* [Task directions]
Transcribe each line of the records below exactly, excluding any embedded images.

* [Collected data]
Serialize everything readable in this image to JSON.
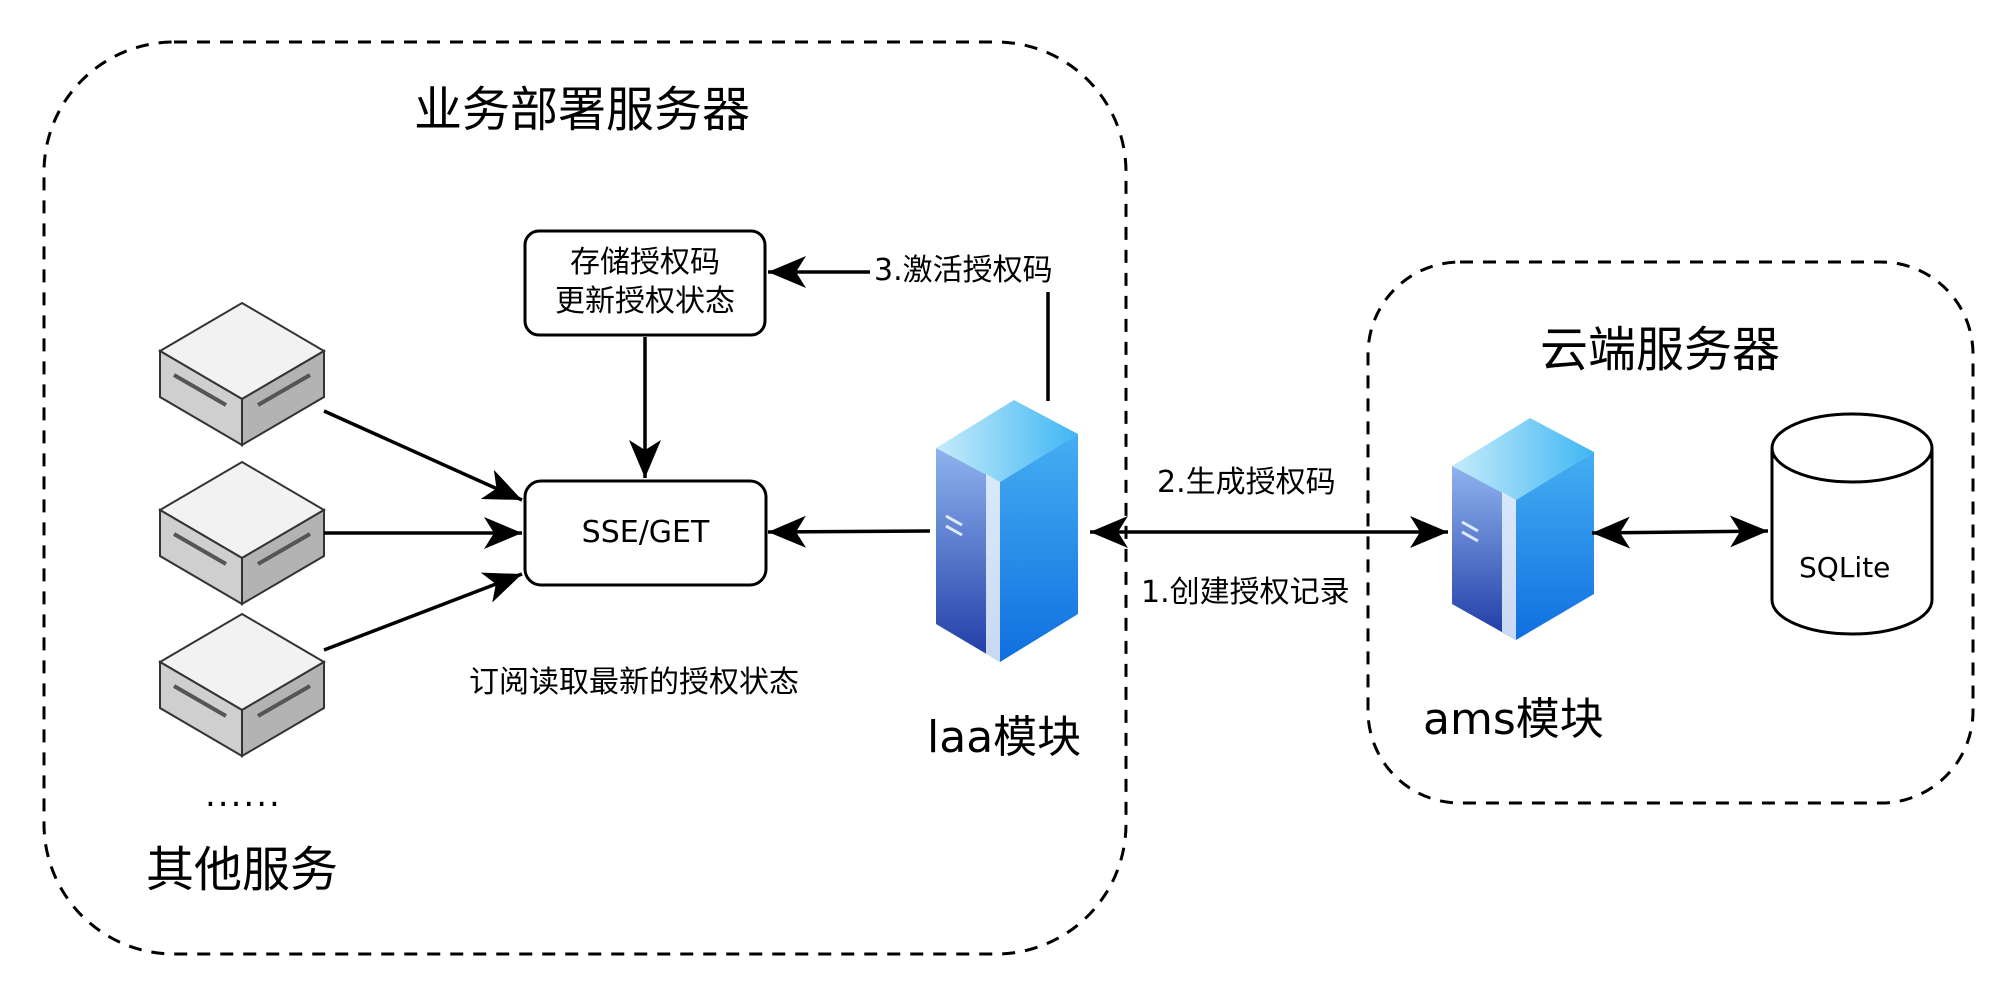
{
  "deploy_server": {
    "title": "业务部署服务器"
  },
  "cloud_server": {
    "title": "云端服务器"
  },
  "store_box": {
    "line1": "存储授权码",
    "line2": "更新授权状态"
  },
  "sse_box": {
    "label": "SSE/GET"
  },
  "subscribe_note": "订阅读取最新的授权状态",
  "other_services": {
    "ellipsis": "......",
    "label": "其他服务"
  },
  "laa_module": {
    "label": "laa模块"
  },
  "ams_module": {
    "label": "ams模块"
  },
  "sqlite": {
    "label": "SQLite"
  },
  "steps": {
    "step1": "1.创建授权记录",
    "step2": "2.生成授权码",
    "step3": "3.激活授权码"
  },
  "colors": {
    "server_top": "#5bc8f5",
    "server_front_top": "#7aa8e8",
    "server_front_bottom": "#1e3fa8",
    "server_side": "#1c8fe6",
    "box_stroke": "#000000"
  },
  "icons": [
    "network-device-icon",
    "server-icon",
    "database-icon"
  ]
}
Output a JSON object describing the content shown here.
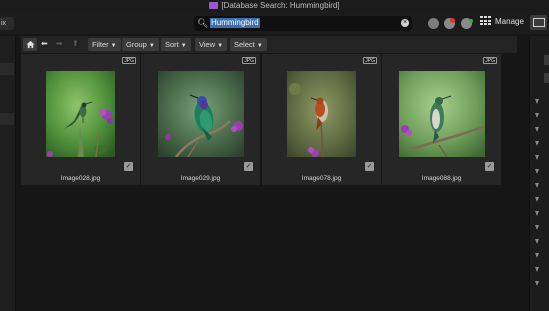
{
  "window": {
    "title": "[Database Search: Hummingbird]"
  },
  "left_tab": {
    "label": "ix"
  },
  "search": {
    "query": "Hummingbird"
  },
  "header": {
    "manage_label": "Manage"
  },
  "toolbar": {
    "filter_label": "Filter",
    "group_label": "Group",
    "sort_label": "Sort",
    "view_label": "View",
    "select_label": "Select"
  },
  "images": [
    {
      "filename": "Image028.jpg",
      "badge": "JPG",
      "checked": true
    },
    {
      "filename": "Image029.jpg",
      "badge": "JPG",
      "checked": true
    },
    {
      "filename": "Image078.jpg",
      "badge": "JPG",
      "checked": true
    },
    {
      "filename": "Image088.jpg",
      "badge": "JPG",
      "checked": true
    }
  ],
  "colors": {
    "background": "#161616",
    "thumbnail_bg": "#262626",
    "accent_selection": "#3a6fb0",
    "folder_icon": "#9b59d0"
  },
  "icons": {
    "search": "magnifier-icon",
    "clear": "clear-search-icon",
    "home": "home-icon",
    "back": "back-arrow-icon",
    "forward": "forward-arrow-icon",
    "up": "up-arrow-icon",
    "manage": "grid-icon"
  }
}
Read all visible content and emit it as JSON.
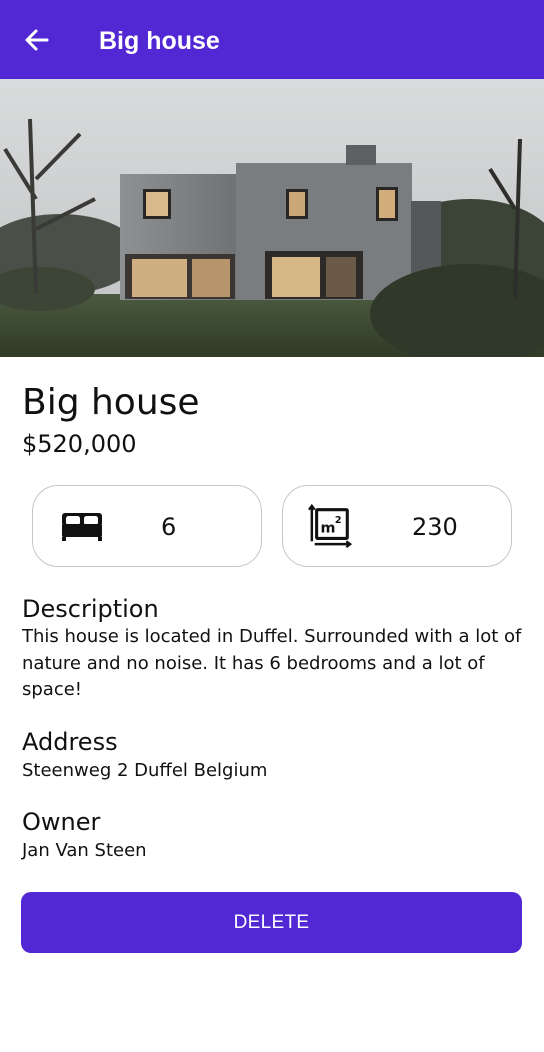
{
  "appbar": {
    "title": "Big house",
    "back_icon": "arrow-left-icon",
    "background": "#5128d4"
  },
  "hero": {
    "image": "house-photo"
  },
  "listing": {
    "title": "Big house",
    "price": "$520,000"
  },
  "stats": {
    "bedrooms": {
      "icon": "bed-icon",
      "value": "6"
    },
    "area": {
      "icon": "square-meter-icon",
      "value": "230"
    }
  },
  "description": {
    "heading": "Description",
    "text": "This house is located in Duffel. Surrounded with a lot of nature and no noise. It has 6 bedrooms and a lot of space!"
  },
  "address": {
    "heading": "Address",
    "text": "Steenweg 2 Duffel Belgium"
  },
  "owner": {
    "heading": "Owner",
    "text": "Jan Van Steen"
  },
  "actions": {
    "delete_label": "DELETE",
    "accent": "#5128d4"
  }
}
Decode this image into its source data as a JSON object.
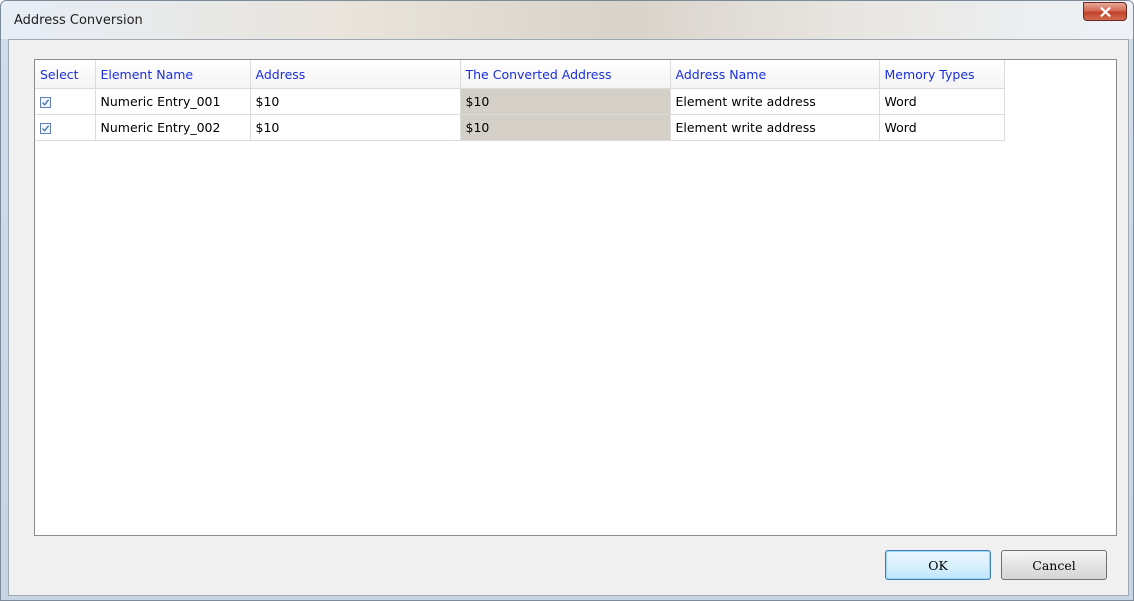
{
  "window": {
    "title": "Address Conversion"
  },
  "grid": {
    "columns": [
      {
        "label": "Select"
      },
      {
        "label": "Element Name"
      },
      {
        "label": "Address"
      },
      {
        "label": "The Converted Address"
      },
      {
        "label": "Address Name"
      },
      {
        "label": "Memory Types"
      }
    ],
    "rows": [
      {
        "selected": true,
        "element_name": "Numeric Entry_001",
        "address": "$10",
        "converted_address": "$10",
        "address_name": "Element write address",
        "memory_type": "Word"
      },
      {
        "selected": true,
        "element_name": "Numeric Entry_002",
        "address": "$10",
        "converted_address": "$10",
        "address_name": "Element write address",
        "memory_type": "Word"
      }
    ]
  },
  "buttons": {
    "ok_label": "OK",
    "cancel_label": "Cancel"
  },
  "colors": {
    "header_text": "#1a2ee0",
    "converted_cell_bg": "#d4d0c8",
    "close_button": "#c2422b"
  },
  "icons": {
    "close": "close-icon",
    "checkbox": "checkbox-checked-icon"
  }
}
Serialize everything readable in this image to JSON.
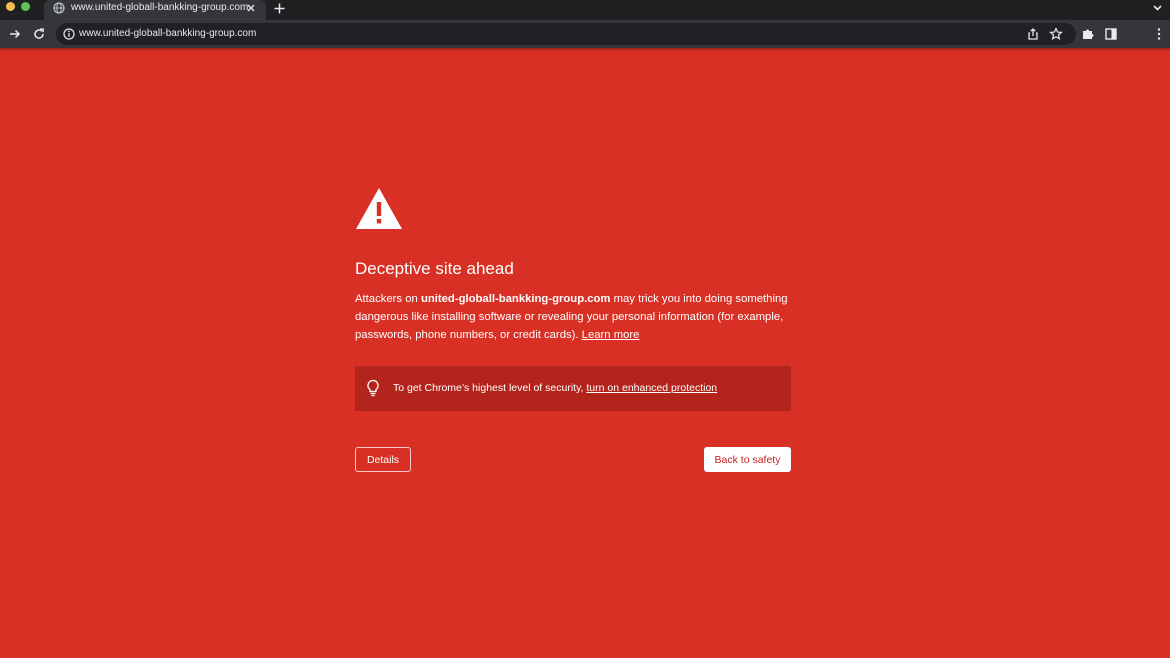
{
  "browser": {
    "tab_title": "www.united-globall-bankking-group.com",
    "url": "www.united-globall-bankking-group.com"
  },
  "icons": {
    "favicon": "globe-icon",
    "tab_close": "close-icon",
    "new_tab": "plus-icon",
    "tab_search": "chevron-down-icon",
    "forward": "forward-arrow-icon",
    "reload": "reload-icon",
    "site_info": "info-icon",
    "share": "share-icon",
    "bookmark": "star-icon",
    "extensions": "puzzle-icon",
    "side_panel": "side-panel-icon",
    "menu": "kebab-menu-icon",
    "warning": "warning-triangle-icon",
    "tip": "lightbulb-icon"
  },
  "interstitial": {
    "heading": "Deceptive site ahead",
    "body_prefix": "Attackers on ",
    "body_domain": "united-globall-bankking-group.com",
    "body_suffix": " may trick you into doing something dangerous like installing software or revealing your personal information (for example, passwords, phone numbers, or credit cards). ",
    "learn_more": "Learn more",
    "promo_text": "To get Chrome’s highest level of security, ",
    "promo_link": "turn on enhanced protection",
    "details_button": "Details",
    "back_button": "Back to safety"
  },
  "colors": {
    "page_background": "#d93025",
    "promo_background": "#b3251c",
    "back_button_text": "#c5221f",
    "chrome_dark": "#35363a"
  }
}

* [Written reply]
Serialize everything readable in this image to JSON.
{
  "deploy_server": {
    "title": "业务部署服务器"
  },
  "cloud_server": {
    "title": "云端服务器"
  },
  "store_box": {
    "line1": "存储授权码",
    "line2": "更新授权状态"
  },
  "sse_box": {
    "label": "SSE/GET"
  },
  "subscribe_note": "订阅读取最新的授权状态",
  "other_services": {
    "ellipsis": "......",
    "label": "其他服务"
  },
  "laa_module": {
    "label": "laa模块"
  },
  "ams_module": {
    "label": "ams模块"
  },
  "sqlite": {
    "label": "SQLite"
  },
  "steps": {
    "step1": "1.创建授权记录",
    "step2": "2.生成授权码",
    "step3": "3.激活授权码"
  },
  "colors": {
    "server_top": "#5bc8f5",
    "server_front_top": "#7aa8e8",
    "server_front_bottom": "#1e3fa8",
    "server_side": "#1c8fe6",
    "box_stroke": "#000000"
  },
  "icons": [
    "network-device-icon",
    "server-icon",
    "database-icon"
  ]
}
Output a JSON object describing the content shown here.
{
  "window": {
    "title": "[Database Search: Hummingbird]"
  },
  "left_tab": {
    "label": "ix"
  },
  "search": {
    "query": "Hummingbird"
  },
  "header": {
    "manage_label": "Manage"
  },
  "toolbar": {
    "filter_label": "Filter",
    "group_label": "Group",
    "sort_label": "Sort",
    "view_label": "View",
    "select_label": "Select"
  },
  "images": [
    {
      "filename": "Image028.jpg",
      "badge": "JPG",
      "checked": true
    },
    {
      "filename": "Image029.jpg",
      "badge": "JPG",
      "checked": true
    },
    {
      "filename": "Image078.jpg",
      "badge": "JPG",
      "checked": true
    },
    {
      "filename": "Image088.jpg",
      "badge": "JPG",
      "checked": true
    }
  ],
  "colors": {
    "background": "#161616",
    "thumbnail_bg": "#262626",
    "accent_selection": "#3a6fb0",
    "folder_icon": "#9b59d0"
  },
  "icons": {
    "search": "magnifier-icon",
    "clear": "clear-search-icon",
    "home": "home-icon",
    "back": "back-arrow-icon",
    "forward": "forward-arrow-icon",
    "up": "up-arrow-icon",
    "manage": "grid-icon"
  }
}
Read all visible content and emit it as JSON.
{
  "appbar": {
    "title": "Big house",
    "back_icon": "arrow-left-icon",
    "background": "#5128d4"
  },
  "hero": {
    "image": "house-photo"
  },
  "listing": {
    "title": "Big house",
    "price": "$520,000"
  },
  "stats": {
    "bedrooms": {
      "icon": "bed-icon",
      "value": "6"
    },
    "area": {
      "icon": "square-meter-icon",
      "value": "230"
    }
  },
  "description": {
    "heading": "Description",
    "text": "This house is located in Duffel. Surrounded with a lot of nature and no noise. It has 6 bedrooms and a lot of space!"
  },
  "address": {
    "heading": "Address",
    "text": "Steenweg 2 Duffel Belgium"
  },
  "owner": {
    "heading": "Owner",
    "text": "Jan Van Steen"
  },
  "actions": {
    "delete_label": "DELETE",
    "accent": "#5128d4"
  }
}
Decode this image into its source data as a JSON object.
{
  "window": {
    "title": "Address Conversion"
  },
  "grid": {
    "columns": [
      {
        "label": "Select"
      },
      {
        "label": "Element Name"
      },
      {
        "label": "Address"
      },
      {
        "label": "The Converted Address"
      },
      {
        "label": "Address Name"
      },
      {
        "label": "Memory Types"
      }
    ],
    "rows": [
      {
        "selected": true,
        "element_name": "Numeric Entry_001",
        "address": "$10",
        "converted_address": "$10",
        "address_name": "Element write address",
        "memory_type": "Word"
      },
      {
        "selected": true,
        "element_name": "Numeric Entry_002",
        "address": "$10",
        "converted_address": "$10",
        "address_name": "Element write address",
        "memory_type": "Word"
      }
    ]
  },
  "buttons": {
    "ok_label": "OK",
    "cancel_label": "Cancel"
  },
  "colors": {
    "header_text": "#1a2ee0",
    "converted_cell_bg": "#d4d0c8",
    "close_button": "#c2422b"
  },
  "icons": {
    "close": "close-icon",
    "checkbox": "checkbox-checked-icon"
  }
}
Serialize everything readable in this image to JSON.
{
  "browser": {
    "tab_title": "www.united-globall-bankking-group.com",
    "url": "www.united-globall-bankking-group.com"
  },
  "icons": {
    "favicon": "globe-icon",
    "tab_close": "close-icon",
    "new_tab": "plus-icon",
    "tab_search": "chevron-down-icon",
    "forward": "forward-arrow-icon",
    "reload": "reload-icon",
    "site_info": "info-icon",
    "share": "share-icon",
    "bookmark": "star-icon",
    "extensions": "puzzle-icon",
    "side_panel": "side-panel-icon",
    "menu": "kebab-menu-icon",
    "warning": "warning-triangle-icon",
    "tip": "lightbulb-icon"
  },
  "interstitial": {
    "heading": "Deceptive site ahead",
    "body_prefix": "Attackers on ",
    "body_domain": "united-globall-bankking-group.com",
    "body_suffix": " may trick you into doing something dangerous like installing software or revealing your personal information (for example, passwords, phone numbers, or credit cards). ",
    "learn_more": "Learn more",
    "promo_text": "To get Chrome’s highest level of security, ",
    "promo_link": "turn on enhanced protection",
    "details_button": "Details",
    "back_button": "Back to safety"
  },
  "colors": {
    "page_background": "#d93025",
    "promo_background": "#b3251c",
    "back_button_text": "#c5221f",
    "chrome_dark": "#35363a"
  }
}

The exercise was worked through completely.